[Stored entries]
-*-*-
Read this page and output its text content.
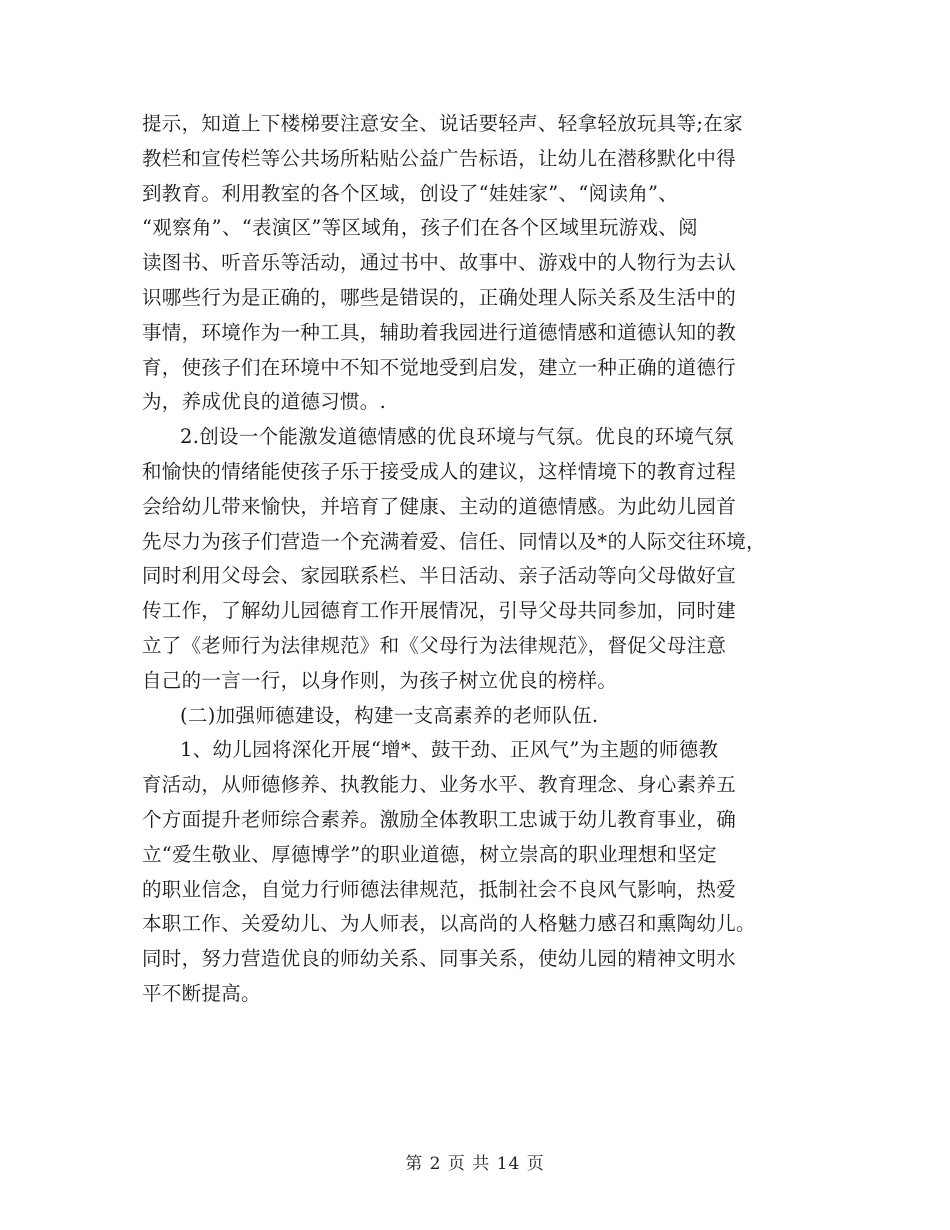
提示，知道上下楼梯要注意安全、说话要轻声、轻拿轻放玩具等;在家
教栏和宣传栏等公共场所粘贴公益广告标语，让幼儿在潜移默化中得
到教育。利用教室的各个区域，创设了“娃娃家”、“阅读角”、
“观察角”、“表演区”等区域角，孩子们在各个区域里玩游戏、阅
读图书、听音乐等活动，通过书中、故事中、游戏中的人物行为去认
识哪些行为是正确的，哪些是错误的，正确处理人际关系及生活中的
事情，环境作为一种工具，辅助着我园进行道德情感和道德认知的教
育，使孩子们在环境中不知不觉地受到启发，建立一种正确的道德行
为，养成优良的道德习惯。.
2.创设一个能激发道德情感的优良环境与气氛。优良的环境气氛
和愉快的情绪能使孩子乐于接受成人的建议，这样情境下的教育过程
会给幼儿带来愉快，并培育了健康、主动的道德情感。为此幼儿园首
先尽力为孩子们营造一个充满着爱、信任、同情以及*的人际交往环境，
同时利用父母会、家园联系栏、半日活动、亲子活动等向父母做好宣
传工作，了解幼儿园德育工作开展情况，引导父母共同参加，同时建
立了《老师行为法律规范》和《父母行为法律规范》，督促父母注意
自己的一言一行，以身作则，为孩子树立优良的榜样。
(二)加强师德建设，构建一支高素养的老师队伍.
1、幼儿园将深化开展“增*、鼓干劲、正风气”为主题的师德教
育活动，从师德修养、执教能力、业务水平、教育理念、身心素养五
个方面提升老师综合素养。激励全体教职工忠诚于幼儿教育事业，确
立“爱生敬业、厚德博学”的职业道德，树立崇高的职业理想和坚定
的职业信念，自觉力行师德法律规范，抵制社会不良风气影响，热爱
本职工作、关爱幼儿、为人师表，以高尚的人格魅力感召和熏陶幼儿。
同时，努力营造优良的师幼关系、同事关系，使幼儿园的精神文明水
平不断提高。
第 2 页 共 14 页
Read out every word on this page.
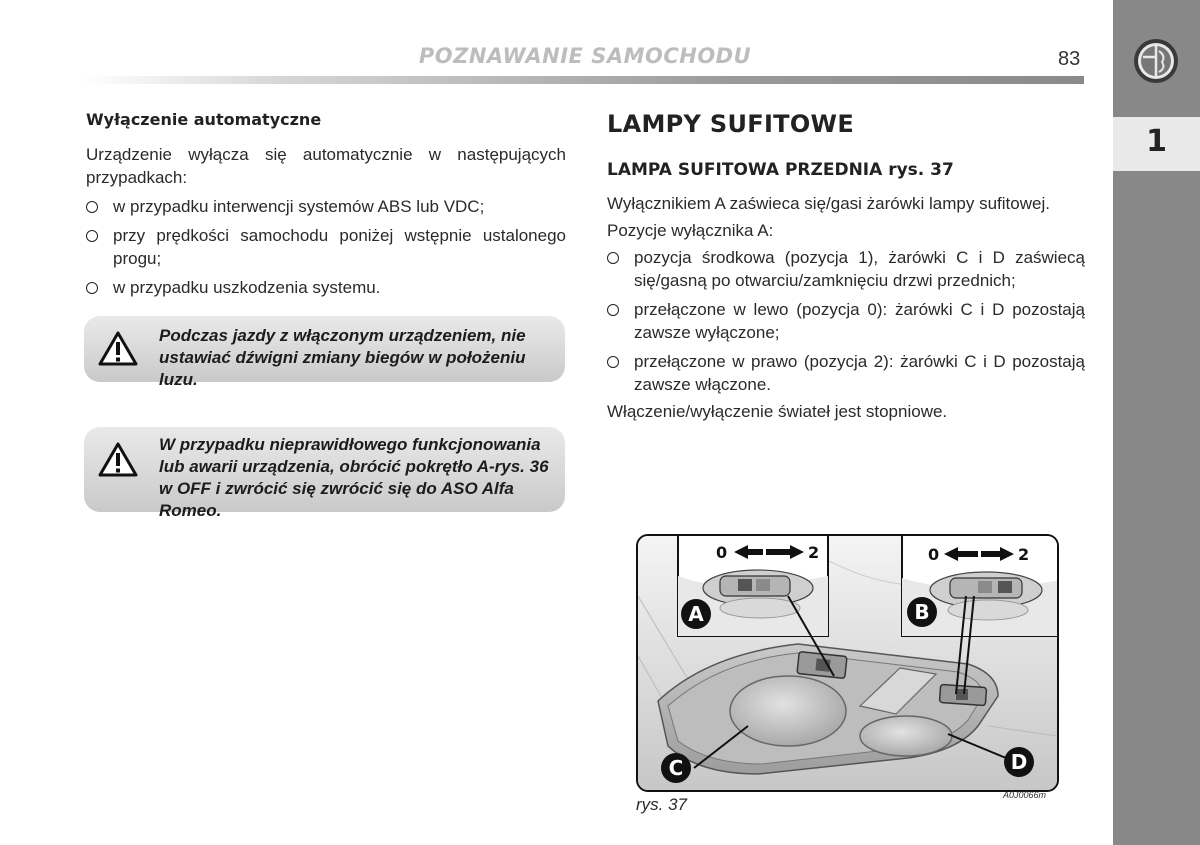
POZNAWANIE SAMOCHODU	83
1
Wyłączenie automatyczne

Urządzenie wyłącza się automatycznie w następujących przypadkach:

w przypadku interwencji systemów ABS lub VDC;
przy prędkości samochodu poniżej wstępnie ustalonego progu;
w przypadku uszkodzenia systemu.
Podczas jazdy z włączonym urządzeniem, nie ustawiać dźwigni zmiany biegów w położeniu luzu.
W przypadku nieprawidłowego funkcjonowania lub awarii urządzenia, obrócić pokrętło A-rys. 36 w OFF i zwrócić się zwrócić się do ASO Alfa Romeo.
LAMPY SUFITOWE
LAMPA SUFITOWA PRZEDNIA rys. 37

Wyłącznikiem A zaświeca się/gasi żarówki lampy sufitowej.

Pozycje wyłącznika A:

pozycja środkowa (pozycja 1), żarówki C i D zaświecą się/gasną po otwarciu/zamknięciu drzwi przednich;
przełączone w lewo (pozycja 0): żarówki C i D pozostają zawsze wyłączone;
przełączone w prawo (pozycja 2): żarówki C i D pozostają zawsze włączone.

Włączenie/wyłączenie świateł jest stopniowe.

0	2	0	2
A	B
C	D
rys. 37	A0J0066m
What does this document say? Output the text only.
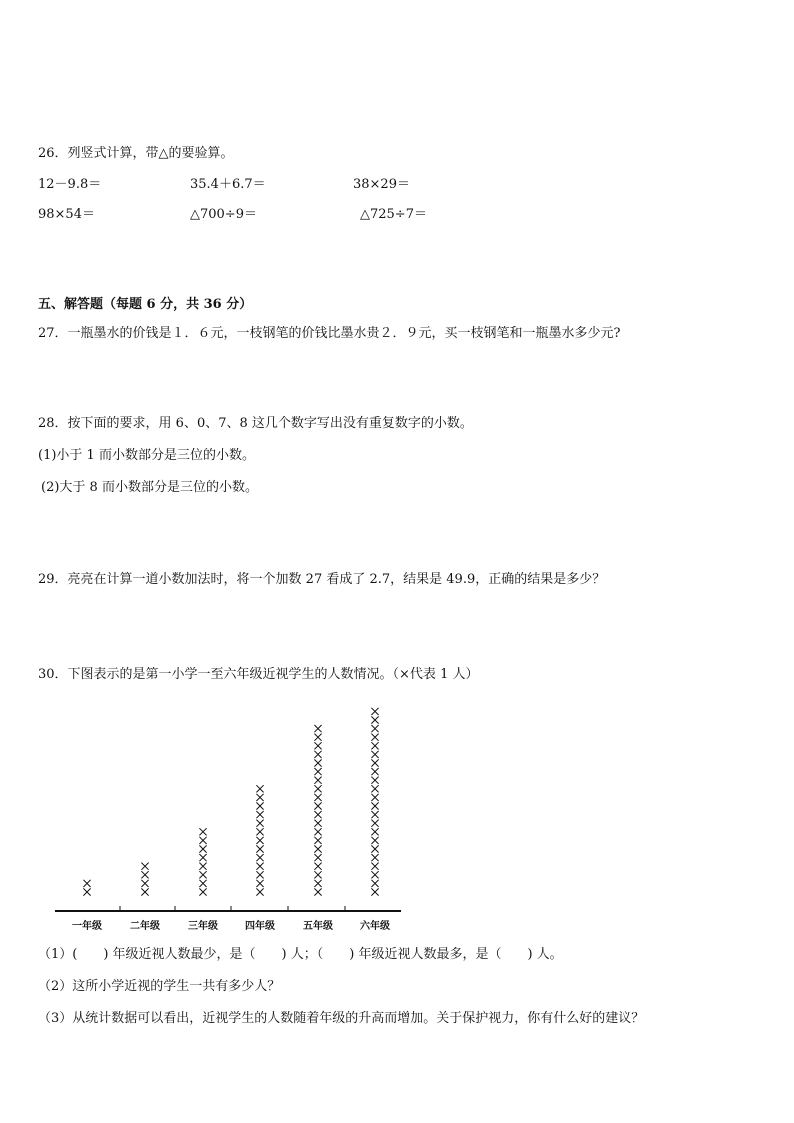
26．列竖式计算，带△的要验算。
12－9.8＝	35.4＋6.7＝	38×29＝
98×54＝	△700÷9＝	△725÷7＝
五、解答题（每题 6 分，共 36 分）
27．一瓶墨水的价钱是１．６元，一枝钢笔的价钱比墨水贵２．９元，买一枝钢笔和一瓶墨水多少元?
28．按下面的要求，用 6、0、7、8 这几个数字写出没有重复数字的小数。
(1)小于 1 而小数部分是三位的小数。
(2)大于 8 而小数部分是三位的小数。
29．亮亮在计算一道小数加法时，将一个加数 27 看成了 2.7，结果是 49.9，正确的结果是多少？
30．下图表示的是第一小学一至六年级近视学生的人数情况。（×代表 1 人）
一年级	二年级	三年级	四年级	五年级	六年级
（1）(　　) 年级近视人数最少，是（　　) 人；（　　) 年级近视人数最多，是（　　) 人。
（2）这所小学近视的学生一共有多少人？
（3）从统计数据可以看出，近视学生的人数随着年级的升高而增加。关于保护视力，你有什么好的建议？
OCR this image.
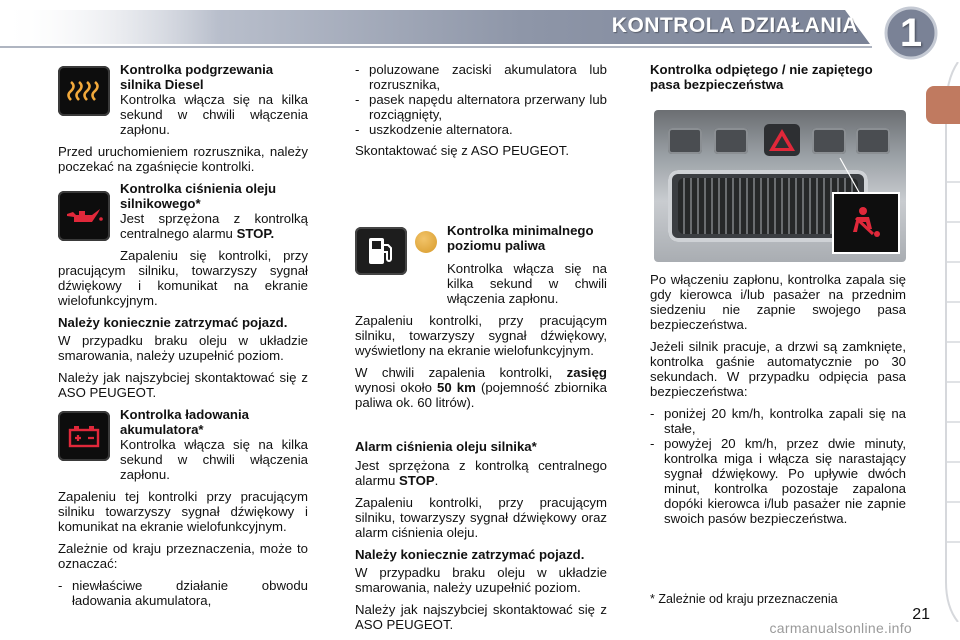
KONTROLA DZIAŁANIA	1
Kontrolka podgrzewania silnika Diesel
Kontrolka włącza się na kilka sekund w chwili włączenia zapłonu.
Przed uruchomieniem rozrusznika, należy poczekać na zgaśnięcie kontrolki.
Kontrolka ciśnienia oleju silnikowego*
Jest sprzężona z kontrolką centralnego alarmu STOP.
Zapaleniu się kontrolki, przy pracującym silniku, towarzyszy sygnał dźwiękowy i komunikat na ekranie wielofunkcyjnym.
Należy koniecznie zatrzymać pojazd.
W przypadku braku oleju w układzie smarowania, należy uzupełnić poziom.
Należy jak najszybciej skontaktować się z ASO PEUGEOT.
Kontrolka ładowania akumulatora*
Kontrolka włącza się na kilka sekund w chwili włączenia zapłonu.
Zapaleniu tej kontrolki przy pracującym silniku towarzyszy sygnał dźwiękowy i komunikat na ekranie wielofunkcyjnym.
Zależnie od kraju przeznaczenia, może to oznaczać:
- niewłaściwe działanie obwodu ładowania akumulatora,
- poluzowane zaciski akumulatora lub rozrusznika,
- pasek napędu alternatora przerwany lub rozciągnięty,
- uszkodzenie alternatora.
Skontaktować się z ASO PEUGEOT.
Kontrolka minimalnego poziomu paliwa
Kontrolka włącza się na kilka sekund w chwili włączenia zapłonu.
Zapaleniu kontrolki, przy pracującym silniku, towarzyszy sygnał dźwiękowy, wyświetlony na ekranie wielofunkcyjnym.
W chwili zapalenia kontrolki, zasięg wynosi około 50 km (pojemność zbiornika paliwa ok. 60 litrów).
Alarm ciśnienia oleju silnika*
Jest sprzężona z kontrolką centralnego alarmu STOP.
Zapaleniu kontrolki, przy pracującym silniku, towarzyszy sygnał dźwiękowy oraz alarm ciśnienia oleju.
Należy koniecznie zatrzymać pojazd.
W przypadku braku oleju w układzie smarowania, należy uzupełnić poziom.
Należy jak najszybciej skontaktować się z ASO PEUGEOT.
Kontrolka odpiętego / nie zapiętego pasa bezpieczeństwa
Po włączeniu zapłonu, kontrolka zapala się gdy kierowca i/lub pasażer na przednim siedzeniu nie zapnie swojego pasa bezpieczeństwa.
Jeżeli silnik pracuje, a drzwi są zamknięte, kontrolka gaśnie automatycznie po 30 sekundach. W przypadku odpięcia pasa bezpieczeństwa:
- poniżej 20 km/h, kontrolka zapali się na stałe,
- powyżej 20 km/h, przez dwie minuty, kontrolka miga i włącza się narastający sygnał dźwiękowy. Po upływie dwóch minut, kontrolka pozostaje zapalona dopóki kierowca i/lub pasażer nie zapnie swoich pasów bezpieczeństwa.
* Zależnie od kraju przeznaczenia
21
carmanualsonline.info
-*-*-
WHAT NEEDS TO BE DONE
Tell how many lines of the records above hold the string "komunikat". Give no other text.

IN RESPONSE
2